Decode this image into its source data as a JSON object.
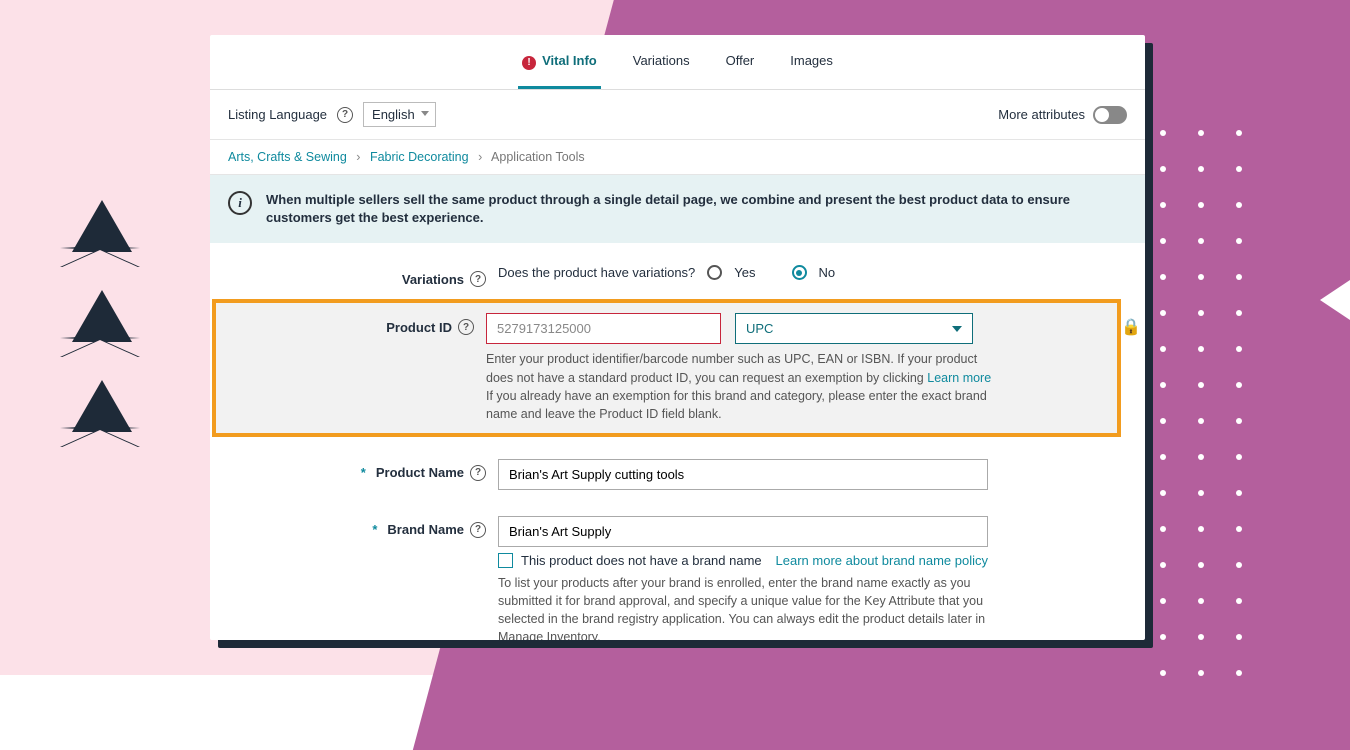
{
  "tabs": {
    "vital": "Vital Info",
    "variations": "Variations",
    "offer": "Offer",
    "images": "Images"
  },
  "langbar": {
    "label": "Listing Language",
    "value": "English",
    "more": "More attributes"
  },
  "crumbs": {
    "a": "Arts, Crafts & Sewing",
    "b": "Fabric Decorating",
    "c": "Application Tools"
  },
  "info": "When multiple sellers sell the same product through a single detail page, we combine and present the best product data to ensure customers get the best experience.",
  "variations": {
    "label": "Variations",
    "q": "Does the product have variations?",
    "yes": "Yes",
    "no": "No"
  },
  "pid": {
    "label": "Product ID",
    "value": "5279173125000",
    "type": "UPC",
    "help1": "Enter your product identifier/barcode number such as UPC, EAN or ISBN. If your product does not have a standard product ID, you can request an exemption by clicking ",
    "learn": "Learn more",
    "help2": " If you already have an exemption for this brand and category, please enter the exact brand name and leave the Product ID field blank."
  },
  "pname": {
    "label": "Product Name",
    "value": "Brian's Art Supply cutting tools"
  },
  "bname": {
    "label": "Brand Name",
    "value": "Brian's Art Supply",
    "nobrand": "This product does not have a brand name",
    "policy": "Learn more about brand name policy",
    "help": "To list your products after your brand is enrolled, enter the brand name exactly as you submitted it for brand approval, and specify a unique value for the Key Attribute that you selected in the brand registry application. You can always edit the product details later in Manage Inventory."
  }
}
* * * *
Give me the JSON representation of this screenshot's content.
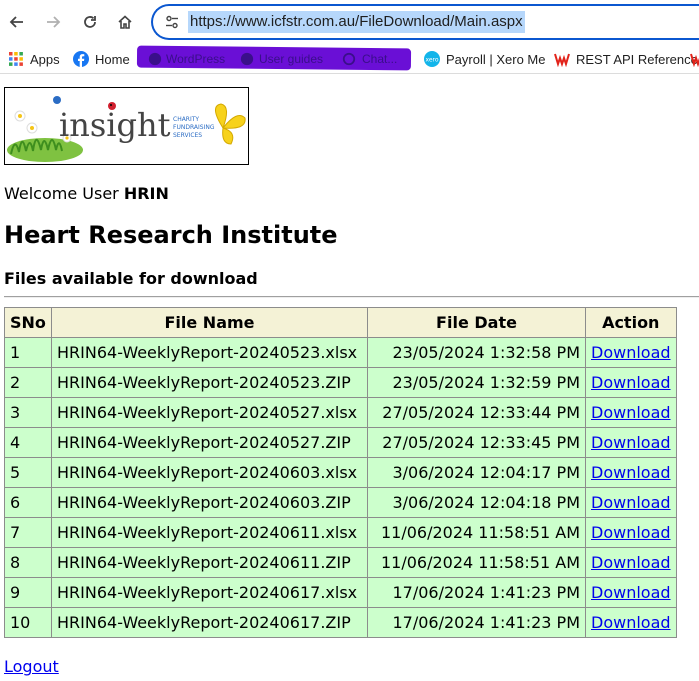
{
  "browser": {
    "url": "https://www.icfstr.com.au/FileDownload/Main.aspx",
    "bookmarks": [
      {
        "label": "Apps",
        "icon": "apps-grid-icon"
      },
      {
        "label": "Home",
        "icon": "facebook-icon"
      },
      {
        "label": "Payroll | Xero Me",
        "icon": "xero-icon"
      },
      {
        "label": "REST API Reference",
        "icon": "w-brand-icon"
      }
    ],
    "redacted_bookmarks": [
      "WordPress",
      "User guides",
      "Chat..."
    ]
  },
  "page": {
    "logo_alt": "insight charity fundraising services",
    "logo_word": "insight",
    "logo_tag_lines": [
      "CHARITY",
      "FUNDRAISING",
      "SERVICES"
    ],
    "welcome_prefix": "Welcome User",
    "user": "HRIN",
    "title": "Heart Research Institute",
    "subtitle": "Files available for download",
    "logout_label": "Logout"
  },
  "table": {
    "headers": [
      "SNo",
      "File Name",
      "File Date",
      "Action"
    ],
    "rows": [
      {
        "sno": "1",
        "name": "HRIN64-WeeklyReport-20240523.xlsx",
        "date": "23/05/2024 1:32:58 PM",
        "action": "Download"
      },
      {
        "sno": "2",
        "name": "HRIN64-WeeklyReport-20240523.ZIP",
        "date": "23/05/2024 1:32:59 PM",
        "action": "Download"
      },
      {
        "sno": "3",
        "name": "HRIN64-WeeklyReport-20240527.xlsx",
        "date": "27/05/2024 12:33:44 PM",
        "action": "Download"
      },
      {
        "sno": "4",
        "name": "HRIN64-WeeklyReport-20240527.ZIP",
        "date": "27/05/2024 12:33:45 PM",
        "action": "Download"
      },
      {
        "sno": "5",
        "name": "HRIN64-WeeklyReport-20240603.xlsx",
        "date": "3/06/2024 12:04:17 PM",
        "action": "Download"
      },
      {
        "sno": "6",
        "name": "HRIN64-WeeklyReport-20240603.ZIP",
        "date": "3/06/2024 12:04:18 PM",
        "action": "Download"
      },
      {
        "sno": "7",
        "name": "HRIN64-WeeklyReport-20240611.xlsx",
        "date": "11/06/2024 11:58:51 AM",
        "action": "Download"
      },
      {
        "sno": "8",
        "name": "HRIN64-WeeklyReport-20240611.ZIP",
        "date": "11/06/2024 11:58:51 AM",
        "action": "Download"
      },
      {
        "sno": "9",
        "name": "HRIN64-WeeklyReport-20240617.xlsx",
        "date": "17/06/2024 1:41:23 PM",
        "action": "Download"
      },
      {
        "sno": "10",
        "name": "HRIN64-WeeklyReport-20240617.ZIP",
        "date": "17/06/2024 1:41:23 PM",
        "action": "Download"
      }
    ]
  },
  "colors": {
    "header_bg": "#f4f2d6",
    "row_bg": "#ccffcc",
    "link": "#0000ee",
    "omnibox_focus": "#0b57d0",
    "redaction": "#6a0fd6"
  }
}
* * * *
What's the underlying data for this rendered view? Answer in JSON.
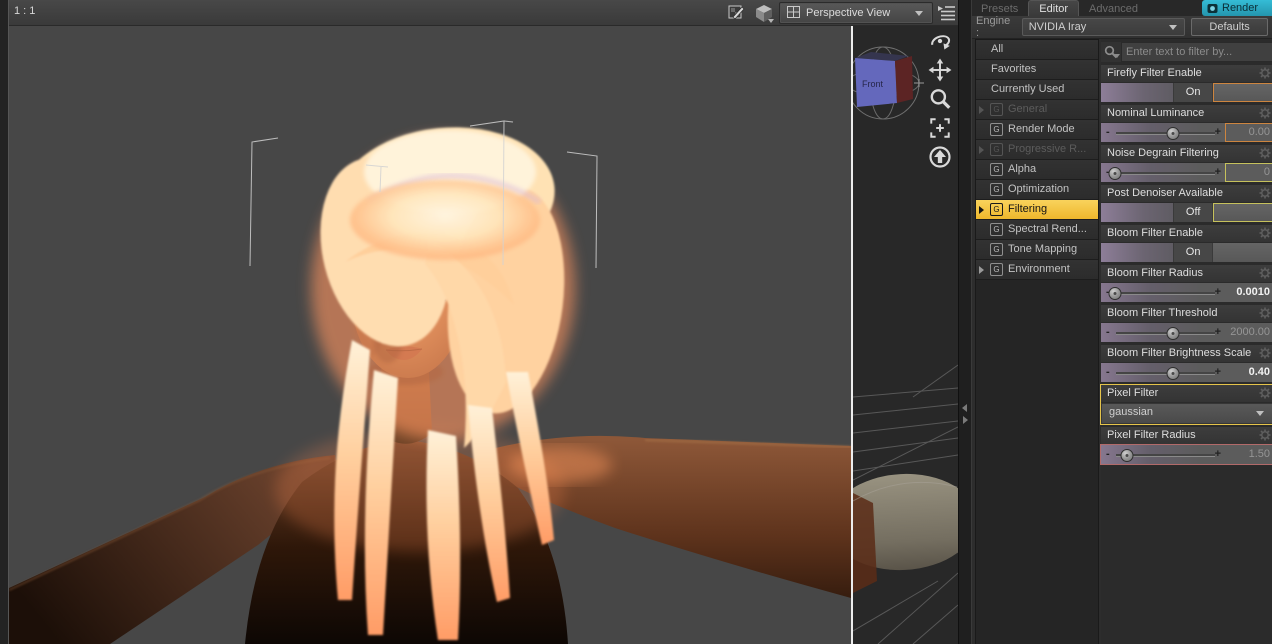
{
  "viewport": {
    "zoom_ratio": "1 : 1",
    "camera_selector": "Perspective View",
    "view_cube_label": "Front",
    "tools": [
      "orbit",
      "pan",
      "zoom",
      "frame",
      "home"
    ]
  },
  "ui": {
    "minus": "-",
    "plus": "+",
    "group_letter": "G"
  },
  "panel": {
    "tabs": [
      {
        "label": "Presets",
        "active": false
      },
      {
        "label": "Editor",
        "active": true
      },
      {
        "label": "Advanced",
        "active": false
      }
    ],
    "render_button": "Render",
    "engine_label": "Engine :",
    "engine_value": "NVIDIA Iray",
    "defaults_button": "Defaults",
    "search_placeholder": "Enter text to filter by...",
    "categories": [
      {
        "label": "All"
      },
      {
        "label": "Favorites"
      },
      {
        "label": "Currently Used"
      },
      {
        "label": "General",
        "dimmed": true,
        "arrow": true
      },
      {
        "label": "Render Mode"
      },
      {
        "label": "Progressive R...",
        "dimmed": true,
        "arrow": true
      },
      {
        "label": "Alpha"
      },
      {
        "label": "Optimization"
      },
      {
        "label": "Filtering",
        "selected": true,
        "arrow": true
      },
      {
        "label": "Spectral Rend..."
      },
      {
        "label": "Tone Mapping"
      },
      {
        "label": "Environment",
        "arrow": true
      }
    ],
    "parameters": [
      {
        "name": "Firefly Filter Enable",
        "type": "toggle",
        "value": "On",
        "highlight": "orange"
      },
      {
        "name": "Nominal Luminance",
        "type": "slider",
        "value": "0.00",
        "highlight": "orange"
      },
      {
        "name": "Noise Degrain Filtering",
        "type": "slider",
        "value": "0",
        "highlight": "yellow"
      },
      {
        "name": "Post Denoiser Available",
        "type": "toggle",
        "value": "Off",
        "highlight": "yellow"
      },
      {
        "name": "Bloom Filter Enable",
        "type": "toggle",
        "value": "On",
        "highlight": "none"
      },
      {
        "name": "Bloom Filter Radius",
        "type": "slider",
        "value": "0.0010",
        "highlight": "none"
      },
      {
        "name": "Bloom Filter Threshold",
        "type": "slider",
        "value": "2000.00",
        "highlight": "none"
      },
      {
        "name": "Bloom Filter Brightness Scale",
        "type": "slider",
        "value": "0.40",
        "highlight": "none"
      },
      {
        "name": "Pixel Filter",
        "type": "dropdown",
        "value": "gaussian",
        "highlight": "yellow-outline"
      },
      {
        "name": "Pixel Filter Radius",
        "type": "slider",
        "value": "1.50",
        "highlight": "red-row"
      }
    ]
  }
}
* * * *
■ PROBLEM TO WORK ON
Pick out every line above that contains the word "Learn" and copy it.

■ RESPONSE TO THE EXERCISE
    "learn": "Learn more",
    "policy": "Learn more about brand name policy",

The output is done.